Look through the data and write out every line with the word "placeholder" in it.

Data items
══════════════════════════════

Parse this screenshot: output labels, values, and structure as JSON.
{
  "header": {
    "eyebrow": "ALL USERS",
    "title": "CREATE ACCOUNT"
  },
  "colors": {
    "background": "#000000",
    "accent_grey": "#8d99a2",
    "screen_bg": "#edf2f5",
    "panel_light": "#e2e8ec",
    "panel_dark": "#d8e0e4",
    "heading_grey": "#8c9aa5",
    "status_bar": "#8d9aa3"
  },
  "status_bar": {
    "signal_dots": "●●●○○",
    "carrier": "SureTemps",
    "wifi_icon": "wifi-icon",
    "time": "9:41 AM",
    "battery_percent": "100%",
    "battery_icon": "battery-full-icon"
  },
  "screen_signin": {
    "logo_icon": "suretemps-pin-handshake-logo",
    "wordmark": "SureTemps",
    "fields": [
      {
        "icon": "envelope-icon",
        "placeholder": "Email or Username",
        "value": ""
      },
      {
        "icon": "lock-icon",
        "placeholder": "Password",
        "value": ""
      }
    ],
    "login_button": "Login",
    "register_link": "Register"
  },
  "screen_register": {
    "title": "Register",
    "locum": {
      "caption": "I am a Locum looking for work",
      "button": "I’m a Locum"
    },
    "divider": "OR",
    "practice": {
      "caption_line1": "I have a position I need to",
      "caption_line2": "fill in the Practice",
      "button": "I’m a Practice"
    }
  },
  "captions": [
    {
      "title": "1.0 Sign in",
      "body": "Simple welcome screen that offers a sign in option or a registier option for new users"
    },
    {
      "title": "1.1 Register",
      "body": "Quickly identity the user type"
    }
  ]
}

══════════════════════════════

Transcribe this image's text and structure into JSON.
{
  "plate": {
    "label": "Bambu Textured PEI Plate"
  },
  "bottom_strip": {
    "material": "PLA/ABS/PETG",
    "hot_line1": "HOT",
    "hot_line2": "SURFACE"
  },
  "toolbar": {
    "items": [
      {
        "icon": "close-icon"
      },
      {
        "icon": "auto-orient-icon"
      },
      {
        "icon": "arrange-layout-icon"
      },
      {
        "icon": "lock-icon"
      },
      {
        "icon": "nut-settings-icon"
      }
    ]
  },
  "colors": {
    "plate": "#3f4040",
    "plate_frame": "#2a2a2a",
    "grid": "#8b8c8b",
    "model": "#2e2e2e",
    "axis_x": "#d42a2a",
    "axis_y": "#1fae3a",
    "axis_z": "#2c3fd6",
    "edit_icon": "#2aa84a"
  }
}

══════════════════════════════

▶ _Completed task_:
        "placeholder": "Email or Username",
        "placeholder": "Password",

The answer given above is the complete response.